#### [WORK TO BE COMPLETED]
Extract, from the listing that follows, each line containing the word "Driving".
-- begin EXTRACTED DATA --
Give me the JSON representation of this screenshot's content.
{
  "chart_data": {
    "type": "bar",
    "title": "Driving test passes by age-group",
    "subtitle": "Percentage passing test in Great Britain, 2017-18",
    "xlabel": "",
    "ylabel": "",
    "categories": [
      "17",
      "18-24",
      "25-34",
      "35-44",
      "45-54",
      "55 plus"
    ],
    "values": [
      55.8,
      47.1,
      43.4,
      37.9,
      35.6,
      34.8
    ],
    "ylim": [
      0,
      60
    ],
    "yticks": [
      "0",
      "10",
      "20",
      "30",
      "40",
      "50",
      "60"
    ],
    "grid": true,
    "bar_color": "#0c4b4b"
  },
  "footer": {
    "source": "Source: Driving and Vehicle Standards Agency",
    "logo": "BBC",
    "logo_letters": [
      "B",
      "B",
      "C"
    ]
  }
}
-- end EXTRACTED DATA --
#### [REPLY]
    "title": "Driving test passes by age-group",
    "source": "Source: Driving and Vehicle Standards Agency",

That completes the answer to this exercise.